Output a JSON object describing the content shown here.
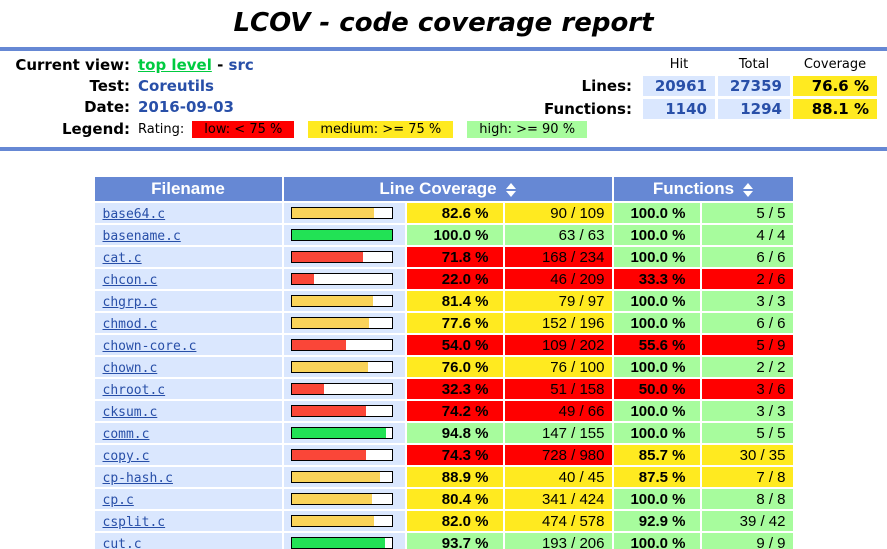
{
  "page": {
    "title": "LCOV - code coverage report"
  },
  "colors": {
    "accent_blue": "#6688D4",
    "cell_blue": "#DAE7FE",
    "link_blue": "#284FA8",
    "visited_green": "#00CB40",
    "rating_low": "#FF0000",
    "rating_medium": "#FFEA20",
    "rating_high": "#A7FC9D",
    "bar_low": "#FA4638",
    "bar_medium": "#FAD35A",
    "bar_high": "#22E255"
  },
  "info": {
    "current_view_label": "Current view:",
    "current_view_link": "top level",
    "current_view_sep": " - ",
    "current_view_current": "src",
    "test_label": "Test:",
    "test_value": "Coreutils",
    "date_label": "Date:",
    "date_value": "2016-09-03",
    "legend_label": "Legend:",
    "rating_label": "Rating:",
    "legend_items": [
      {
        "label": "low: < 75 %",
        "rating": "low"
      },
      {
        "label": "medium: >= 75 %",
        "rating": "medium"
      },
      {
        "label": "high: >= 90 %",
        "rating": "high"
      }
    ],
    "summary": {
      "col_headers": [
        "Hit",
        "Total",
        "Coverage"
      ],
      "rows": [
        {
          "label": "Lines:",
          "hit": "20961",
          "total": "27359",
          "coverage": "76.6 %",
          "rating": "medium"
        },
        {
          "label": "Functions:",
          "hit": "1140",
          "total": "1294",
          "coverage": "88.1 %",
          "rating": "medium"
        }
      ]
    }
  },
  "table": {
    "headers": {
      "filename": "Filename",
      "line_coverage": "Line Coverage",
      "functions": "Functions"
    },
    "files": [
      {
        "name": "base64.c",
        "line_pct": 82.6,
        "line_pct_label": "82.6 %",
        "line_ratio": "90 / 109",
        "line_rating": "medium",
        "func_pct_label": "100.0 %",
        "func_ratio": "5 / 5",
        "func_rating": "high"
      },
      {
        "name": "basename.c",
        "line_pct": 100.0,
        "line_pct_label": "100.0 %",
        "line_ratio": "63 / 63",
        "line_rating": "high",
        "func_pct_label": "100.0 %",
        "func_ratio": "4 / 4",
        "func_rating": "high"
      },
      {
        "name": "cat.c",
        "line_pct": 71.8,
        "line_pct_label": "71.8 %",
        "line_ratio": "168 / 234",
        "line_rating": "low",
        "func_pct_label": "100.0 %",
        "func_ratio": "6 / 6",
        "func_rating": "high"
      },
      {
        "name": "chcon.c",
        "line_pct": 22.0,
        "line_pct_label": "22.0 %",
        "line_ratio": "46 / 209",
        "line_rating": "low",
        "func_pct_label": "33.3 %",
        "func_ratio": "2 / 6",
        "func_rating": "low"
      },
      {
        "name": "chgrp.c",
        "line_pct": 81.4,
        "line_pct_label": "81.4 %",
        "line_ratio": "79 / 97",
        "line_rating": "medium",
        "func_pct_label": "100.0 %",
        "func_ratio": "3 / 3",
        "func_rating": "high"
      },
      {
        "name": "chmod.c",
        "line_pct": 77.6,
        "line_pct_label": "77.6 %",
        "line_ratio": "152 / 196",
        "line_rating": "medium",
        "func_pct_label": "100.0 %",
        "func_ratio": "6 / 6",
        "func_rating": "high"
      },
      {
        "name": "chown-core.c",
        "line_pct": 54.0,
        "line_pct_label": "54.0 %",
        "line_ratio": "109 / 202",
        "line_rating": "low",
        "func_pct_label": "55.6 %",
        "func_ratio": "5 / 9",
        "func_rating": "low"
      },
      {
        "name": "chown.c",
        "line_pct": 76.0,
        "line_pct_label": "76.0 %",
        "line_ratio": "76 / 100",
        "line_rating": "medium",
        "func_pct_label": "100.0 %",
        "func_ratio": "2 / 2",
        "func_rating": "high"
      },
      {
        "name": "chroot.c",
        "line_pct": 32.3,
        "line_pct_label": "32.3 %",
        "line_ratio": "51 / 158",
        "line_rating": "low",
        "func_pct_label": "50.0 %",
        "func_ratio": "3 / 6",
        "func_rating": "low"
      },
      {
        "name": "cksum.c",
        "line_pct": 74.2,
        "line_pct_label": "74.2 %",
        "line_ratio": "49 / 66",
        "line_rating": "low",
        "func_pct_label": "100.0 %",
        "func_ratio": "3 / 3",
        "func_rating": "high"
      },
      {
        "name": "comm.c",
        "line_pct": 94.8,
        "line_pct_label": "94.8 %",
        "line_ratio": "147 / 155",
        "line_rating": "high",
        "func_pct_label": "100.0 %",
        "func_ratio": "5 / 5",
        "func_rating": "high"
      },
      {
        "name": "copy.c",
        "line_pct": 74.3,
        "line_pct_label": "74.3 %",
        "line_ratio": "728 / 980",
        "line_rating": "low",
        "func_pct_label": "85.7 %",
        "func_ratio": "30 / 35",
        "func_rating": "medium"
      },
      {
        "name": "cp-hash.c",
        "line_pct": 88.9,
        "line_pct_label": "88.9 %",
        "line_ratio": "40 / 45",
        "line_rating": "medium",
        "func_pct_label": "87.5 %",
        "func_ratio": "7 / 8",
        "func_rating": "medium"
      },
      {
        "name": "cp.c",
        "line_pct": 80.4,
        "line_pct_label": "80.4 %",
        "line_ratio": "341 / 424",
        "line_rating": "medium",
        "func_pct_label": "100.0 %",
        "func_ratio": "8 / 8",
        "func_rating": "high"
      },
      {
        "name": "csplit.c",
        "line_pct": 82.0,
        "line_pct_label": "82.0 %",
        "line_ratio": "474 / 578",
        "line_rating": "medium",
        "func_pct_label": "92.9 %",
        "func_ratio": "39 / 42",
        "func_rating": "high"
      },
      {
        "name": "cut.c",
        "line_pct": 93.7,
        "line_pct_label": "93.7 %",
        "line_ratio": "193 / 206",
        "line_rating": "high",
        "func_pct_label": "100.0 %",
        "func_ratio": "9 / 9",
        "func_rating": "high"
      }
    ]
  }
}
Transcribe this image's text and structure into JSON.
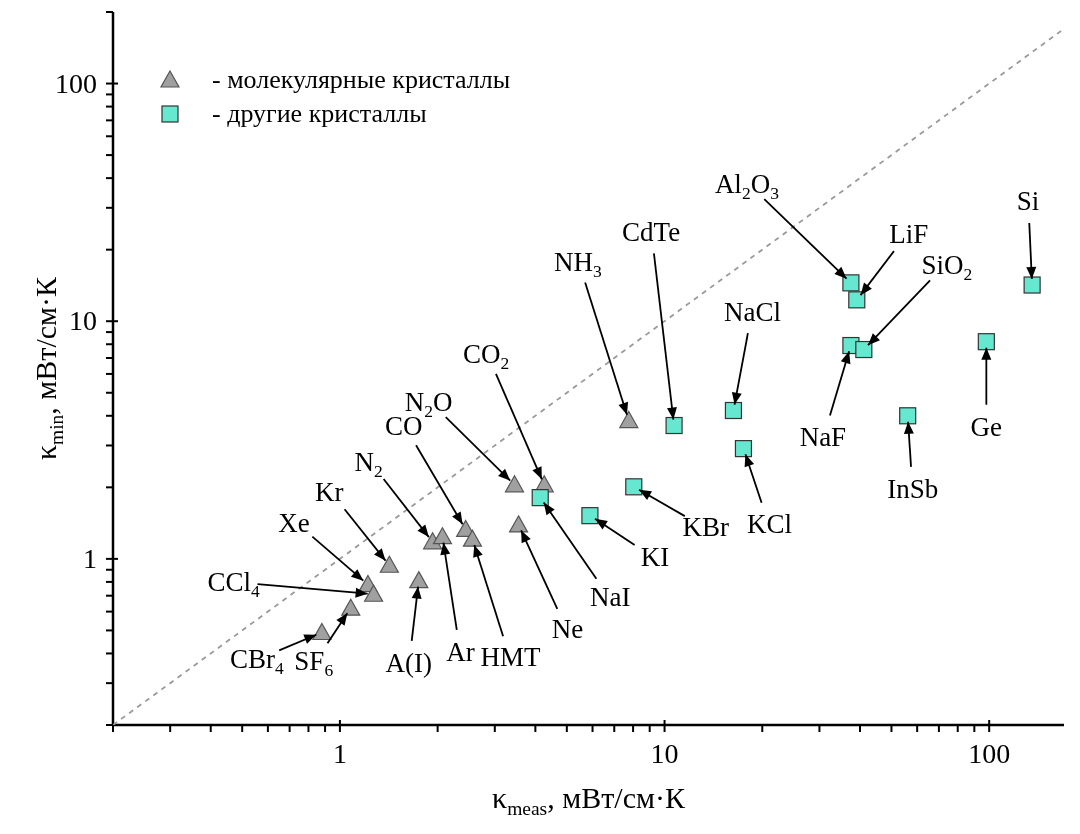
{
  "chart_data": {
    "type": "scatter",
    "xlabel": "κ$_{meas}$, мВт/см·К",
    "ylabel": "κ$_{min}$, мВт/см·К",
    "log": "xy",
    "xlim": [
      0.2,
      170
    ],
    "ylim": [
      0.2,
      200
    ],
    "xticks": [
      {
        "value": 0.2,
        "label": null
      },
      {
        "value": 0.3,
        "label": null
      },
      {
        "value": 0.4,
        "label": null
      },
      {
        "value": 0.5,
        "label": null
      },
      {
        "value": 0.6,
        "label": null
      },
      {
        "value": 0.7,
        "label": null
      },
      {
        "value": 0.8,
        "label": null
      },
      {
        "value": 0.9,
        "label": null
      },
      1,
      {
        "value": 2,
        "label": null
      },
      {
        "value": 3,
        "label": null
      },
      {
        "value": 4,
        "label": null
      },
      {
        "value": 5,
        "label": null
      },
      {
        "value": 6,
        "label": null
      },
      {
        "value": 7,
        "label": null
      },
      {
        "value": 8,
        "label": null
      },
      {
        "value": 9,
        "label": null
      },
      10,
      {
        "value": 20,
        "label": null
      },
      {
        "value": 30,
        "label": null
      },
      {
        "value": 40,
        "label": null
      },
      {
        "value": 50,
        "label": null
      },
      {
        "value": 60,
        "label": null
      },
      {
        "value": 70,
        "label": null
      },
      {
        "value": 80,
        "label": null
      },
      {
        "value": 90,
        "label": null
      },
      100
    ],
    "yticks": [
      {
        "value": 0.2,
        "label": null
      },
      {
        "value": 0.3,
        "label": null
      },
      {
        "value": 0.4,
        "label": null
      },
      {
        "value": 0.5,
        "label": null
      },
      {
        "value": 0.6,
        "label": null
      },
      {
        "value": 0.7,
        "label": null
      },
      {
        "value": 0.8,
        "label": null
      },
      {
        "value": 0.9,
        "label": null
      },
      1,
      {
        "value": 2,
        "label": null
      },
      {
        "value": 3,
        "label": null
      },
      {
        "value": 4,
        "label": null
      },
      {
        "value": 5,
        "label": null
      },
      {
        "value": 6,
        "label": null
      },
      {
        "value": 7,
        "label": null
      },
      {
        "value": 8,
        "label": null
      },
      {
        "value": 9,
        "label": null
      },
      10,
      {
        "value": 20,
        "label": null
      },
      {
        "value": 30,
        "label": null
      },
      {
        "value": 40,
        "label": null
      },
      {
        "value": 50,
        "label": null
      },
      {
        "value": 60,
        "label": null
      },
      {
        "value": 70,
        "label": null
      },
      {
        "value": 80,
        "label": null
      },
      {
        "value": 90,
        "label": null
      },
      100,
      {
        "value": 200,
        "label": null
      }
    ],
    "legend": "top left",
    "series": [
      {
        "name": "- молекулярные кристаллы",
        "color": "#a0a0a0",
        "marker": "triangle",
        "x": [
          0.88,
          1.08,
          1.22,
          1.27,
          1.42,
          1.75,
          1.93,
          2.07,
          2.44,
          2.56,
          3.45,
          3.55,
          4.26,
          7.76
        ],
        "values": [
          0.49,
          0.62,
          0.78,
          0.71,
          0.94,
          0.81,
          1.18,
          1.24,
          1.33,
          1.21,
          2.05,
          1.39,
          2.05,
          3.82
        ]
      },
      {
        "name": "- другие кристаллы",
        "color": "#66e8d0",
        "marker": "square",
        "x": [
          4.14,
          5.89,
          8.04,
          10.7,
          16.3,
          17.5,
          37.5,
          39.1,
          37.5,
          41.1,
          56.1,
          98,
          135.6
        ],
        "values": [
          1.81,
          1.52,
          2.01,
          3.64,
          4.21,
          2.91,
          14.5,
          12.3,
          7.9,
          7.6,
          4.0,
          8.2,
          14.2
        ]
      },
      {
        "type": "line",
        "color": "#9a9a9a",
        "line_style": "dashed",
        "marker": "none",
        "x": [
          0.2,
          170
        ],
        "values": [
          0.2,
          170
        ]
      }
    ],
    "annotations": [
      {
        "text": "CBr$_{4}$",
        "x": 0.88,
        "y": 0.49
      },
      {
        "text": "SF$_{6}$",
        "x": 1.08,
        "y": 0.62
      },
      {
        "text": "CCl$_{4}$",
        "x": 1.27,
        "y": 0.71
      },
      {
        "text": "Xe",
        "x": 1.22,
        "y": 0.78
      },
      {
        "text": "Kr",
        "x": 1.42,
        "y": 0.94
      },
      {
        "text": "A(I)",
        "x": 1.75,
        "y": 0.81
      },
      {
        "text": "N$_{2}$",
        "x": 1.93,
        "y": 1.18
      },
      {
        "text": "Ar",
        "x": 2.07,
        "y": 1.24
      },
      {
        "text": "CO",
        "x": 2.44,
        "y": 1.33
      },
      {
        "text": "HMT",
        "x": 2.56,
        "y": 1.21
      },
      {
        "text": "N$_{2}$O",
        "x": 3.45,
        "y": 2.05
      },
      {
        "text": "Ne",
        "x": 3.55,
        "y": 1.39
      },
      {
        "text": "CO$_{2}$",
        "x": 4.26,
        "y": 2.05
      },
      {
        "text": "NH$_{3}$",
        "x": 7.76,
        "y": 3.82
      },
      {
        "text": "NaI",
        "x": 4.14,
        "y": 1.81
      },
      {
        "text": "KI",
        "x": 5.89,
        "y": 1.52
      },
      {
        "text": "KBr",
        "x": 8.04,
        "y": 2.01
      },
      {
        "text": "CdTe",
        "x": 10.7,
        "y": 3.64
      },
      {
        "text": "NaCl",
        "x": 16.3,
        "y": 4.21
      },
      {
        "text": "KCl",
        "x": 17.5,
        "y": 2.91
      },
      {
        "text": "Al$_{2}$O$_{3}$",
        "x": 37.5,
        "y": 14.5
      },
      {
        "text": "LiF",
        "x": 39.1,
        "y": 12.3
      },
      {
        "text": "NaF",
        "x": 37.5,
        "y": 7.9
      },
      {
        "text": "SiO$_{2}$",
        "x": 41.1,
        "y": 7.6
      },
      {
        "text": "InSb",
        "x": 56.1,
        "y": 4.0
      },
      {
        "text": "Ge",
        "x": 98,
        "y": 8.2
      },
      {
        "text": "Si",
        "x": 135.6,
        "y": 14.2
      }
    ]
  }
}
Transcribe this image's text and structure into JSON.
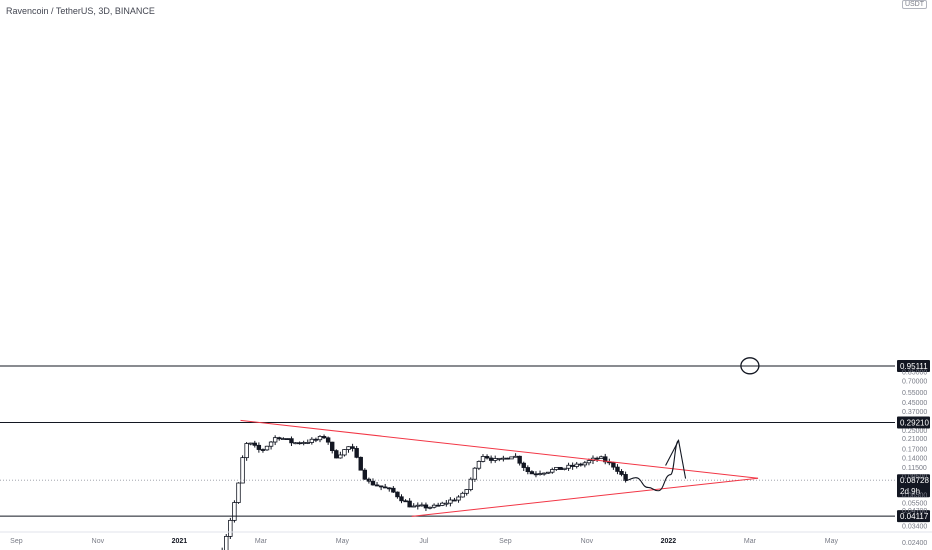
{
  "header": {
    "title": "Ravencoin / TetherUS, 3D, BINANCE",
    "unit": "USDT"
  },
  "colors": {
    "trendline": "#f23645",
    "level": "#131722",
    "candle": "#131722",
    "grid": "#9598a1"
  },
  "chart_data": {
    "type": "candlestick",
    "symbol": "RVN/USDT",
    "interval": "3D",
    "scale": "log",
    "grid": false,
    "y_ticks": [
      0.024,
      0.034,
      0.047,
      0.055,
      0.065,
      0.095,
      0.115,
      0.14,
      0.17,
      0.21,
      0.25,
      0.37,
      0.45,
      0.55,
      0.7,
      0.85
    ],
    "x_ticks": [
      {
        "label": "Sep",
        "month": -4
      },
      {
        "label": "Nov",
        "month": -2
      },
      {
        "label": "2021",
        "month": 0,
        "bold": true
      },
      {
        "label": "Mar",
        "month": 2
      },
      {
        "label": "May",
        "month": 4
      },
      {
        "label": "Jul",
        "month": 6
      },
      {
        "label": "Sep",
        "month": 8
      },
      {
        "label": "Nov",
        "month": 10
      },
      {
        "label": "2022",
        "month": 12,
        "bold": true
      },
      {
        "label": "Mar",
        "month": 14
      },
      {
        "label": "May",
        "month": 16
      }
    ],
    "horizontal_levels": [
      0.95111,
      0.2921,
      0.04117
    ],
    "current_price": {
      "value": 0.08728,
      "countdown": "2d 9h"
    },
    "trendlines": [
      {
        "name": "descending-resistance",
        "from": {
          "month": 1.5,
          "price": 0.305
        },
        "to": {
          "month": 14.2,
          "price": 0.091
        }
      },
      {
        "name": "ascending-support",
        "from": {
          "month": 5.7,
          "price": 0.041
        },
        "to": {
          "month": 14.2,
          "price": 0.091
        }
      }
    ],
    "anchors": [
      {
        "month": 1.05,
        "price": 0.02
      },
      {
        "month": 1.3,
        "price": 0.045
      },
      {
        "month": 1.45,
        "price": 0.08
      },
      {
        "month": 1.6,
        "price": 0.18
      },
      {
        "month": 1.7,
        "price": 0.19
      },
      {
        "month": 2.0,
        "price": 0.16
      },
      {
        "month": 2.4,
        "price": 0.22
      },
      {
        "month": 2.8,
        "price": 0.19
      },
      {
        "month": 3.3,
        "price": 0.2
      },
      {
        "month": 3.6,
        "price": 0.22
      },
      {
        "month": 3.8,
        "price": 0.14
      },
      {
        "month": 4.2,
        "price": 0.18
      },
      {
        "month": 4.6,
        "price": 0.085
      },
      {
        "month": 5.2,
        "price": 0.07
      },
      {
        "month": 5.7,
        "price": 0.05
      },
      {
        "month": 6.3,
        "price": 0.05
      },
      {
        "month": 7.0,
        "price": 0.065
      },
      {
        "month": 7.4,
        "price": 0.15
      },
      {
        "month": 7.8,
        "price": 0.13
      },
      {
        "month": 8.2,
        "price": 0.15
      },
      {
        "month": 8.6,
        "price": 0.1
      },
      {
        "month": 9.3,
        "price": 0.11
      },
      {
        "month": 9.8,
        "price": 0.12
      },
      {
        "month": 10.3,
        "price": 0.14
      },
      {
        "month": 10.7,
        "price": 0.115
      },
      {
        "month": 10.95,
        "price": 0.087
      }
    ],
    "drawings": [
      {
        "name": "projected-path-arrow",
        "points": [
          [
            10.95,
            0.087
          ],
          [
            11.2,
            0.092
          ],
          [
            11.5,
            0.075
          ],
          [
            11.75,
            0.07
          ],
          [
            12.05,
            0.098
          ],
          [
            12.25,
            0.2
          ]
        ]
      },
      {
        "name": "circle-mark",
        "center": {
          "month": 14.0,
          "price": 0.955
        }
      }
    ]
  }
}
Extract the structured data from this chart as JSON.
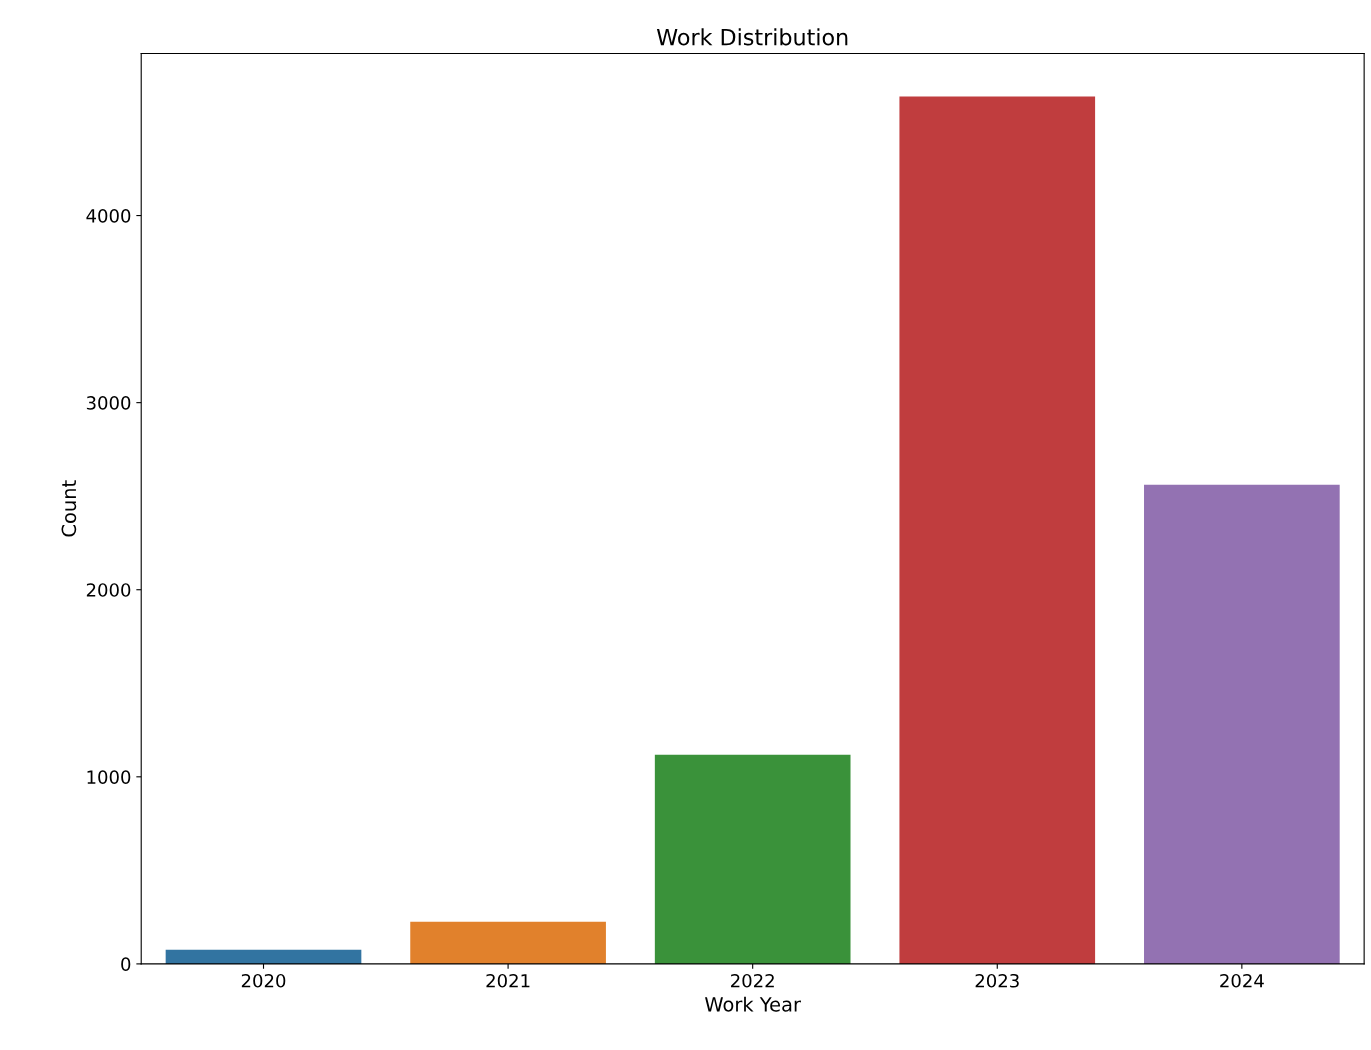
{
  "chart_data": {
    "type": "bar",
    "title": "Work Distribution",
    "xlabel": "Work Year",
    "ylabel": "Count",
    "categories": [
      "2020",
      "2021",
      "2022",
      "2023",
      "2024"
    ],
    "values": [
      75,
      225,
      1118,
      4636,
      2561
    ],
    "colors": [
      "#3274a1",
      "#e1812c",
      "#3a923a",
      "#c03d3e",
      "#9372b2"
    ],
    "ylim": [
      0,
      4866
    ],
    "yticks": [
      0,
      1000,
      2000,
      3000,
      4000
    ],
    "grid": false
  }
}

=-=-=

**Written exercise:** Pick out and copy the lines of the entries that hold the string "xlabel".

**Full solution:**
    "xlabel": "κ$_{meas}$, мВт/см·К",
    "xlabel": "Work Year",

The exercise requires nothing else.